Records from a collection
————————

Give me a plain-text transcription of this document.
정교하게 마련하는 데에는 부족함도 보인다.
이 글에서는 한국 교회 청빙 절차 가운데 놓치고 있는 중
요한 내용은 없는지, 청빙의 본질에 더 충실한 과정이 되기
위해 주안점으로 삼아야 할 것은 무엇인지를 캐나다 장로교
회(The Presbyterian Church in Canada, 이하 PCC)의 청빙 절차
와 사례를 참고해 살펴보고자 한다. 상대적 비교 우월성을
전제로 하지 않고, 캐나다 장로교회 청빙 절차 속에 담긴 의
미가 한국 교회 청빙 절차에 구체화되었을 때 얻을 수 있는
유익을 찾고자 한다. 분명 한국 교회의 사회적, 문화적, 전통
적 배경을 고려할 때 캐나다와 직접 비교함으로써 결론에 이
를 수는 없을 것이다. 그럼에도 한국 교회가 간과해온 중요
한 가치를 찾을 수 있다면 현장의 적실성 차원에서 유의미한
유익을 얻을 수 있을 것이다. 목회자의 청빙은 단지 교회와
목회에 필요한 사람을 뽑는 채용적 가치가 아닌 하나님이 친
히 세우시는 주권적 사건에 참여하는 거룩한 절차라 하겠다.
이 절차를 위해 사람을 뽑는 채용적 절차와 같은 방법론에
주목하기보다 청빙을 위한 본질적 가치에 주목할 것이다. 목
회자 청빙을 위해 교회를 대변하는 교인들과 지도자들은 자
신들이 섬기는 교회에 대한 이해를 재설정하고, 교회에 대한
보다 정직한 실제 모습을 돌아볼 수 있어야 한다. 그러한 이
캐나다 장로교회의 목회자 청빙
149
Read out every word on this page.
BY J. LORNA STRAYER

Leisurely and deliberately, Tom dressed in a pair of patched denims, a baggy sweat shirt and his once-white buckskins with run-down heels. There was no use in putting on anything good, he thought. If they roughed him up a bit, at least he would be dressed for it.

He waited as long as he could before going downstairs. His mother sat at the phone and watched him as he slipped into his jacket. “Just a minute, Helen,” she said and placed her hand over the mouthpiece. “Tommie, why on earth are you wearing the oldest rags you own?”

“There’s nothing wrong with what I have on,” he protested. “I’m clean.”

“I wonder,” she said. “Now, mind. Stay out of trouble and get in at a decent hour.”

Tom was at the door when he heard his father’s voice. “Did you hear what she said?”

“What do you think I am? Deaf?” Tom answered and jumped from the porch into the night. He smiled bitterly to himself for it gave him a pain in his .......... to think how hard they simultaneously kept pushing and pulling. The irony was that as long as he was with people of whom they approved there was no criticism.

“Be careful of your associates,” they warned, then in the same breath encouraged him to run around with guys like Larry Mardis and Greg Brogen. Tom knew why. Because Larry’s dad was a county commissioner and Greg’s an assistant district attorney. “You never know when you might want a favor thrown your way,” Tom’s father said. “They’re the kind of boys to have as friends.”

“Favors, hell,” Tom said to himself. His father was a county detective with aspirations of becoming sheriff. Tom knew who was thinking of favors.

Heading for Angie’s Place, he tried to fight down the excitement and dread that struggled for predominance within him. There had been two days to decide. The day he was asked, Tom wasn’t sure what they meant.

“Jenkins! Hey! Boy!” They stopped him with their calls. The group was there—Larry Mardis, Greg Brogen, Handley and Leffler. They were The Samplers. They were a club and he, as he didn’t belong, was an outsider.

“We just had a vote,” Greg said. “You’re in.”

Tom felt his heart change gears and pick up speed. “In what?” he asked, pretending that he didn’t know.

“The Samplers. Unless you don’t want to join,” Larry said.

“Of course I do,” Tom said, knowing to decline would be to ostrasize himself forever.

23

————————

* _GIVEN INSTRUCTION_
Where a line in the entries holds "Samplers", copy that line.

* _WRITTEN RESPONSE_
“Jenkins! Hey! Boy!” They stopped him with their calls. The group was there—Larry Mardis, Greg Brogen, Handley and Leffler. They were The Samplers. They were a club and he, as he didn’t belong, was an outsider.
“The Samplers. Unless you don’t want to join,” Larry said.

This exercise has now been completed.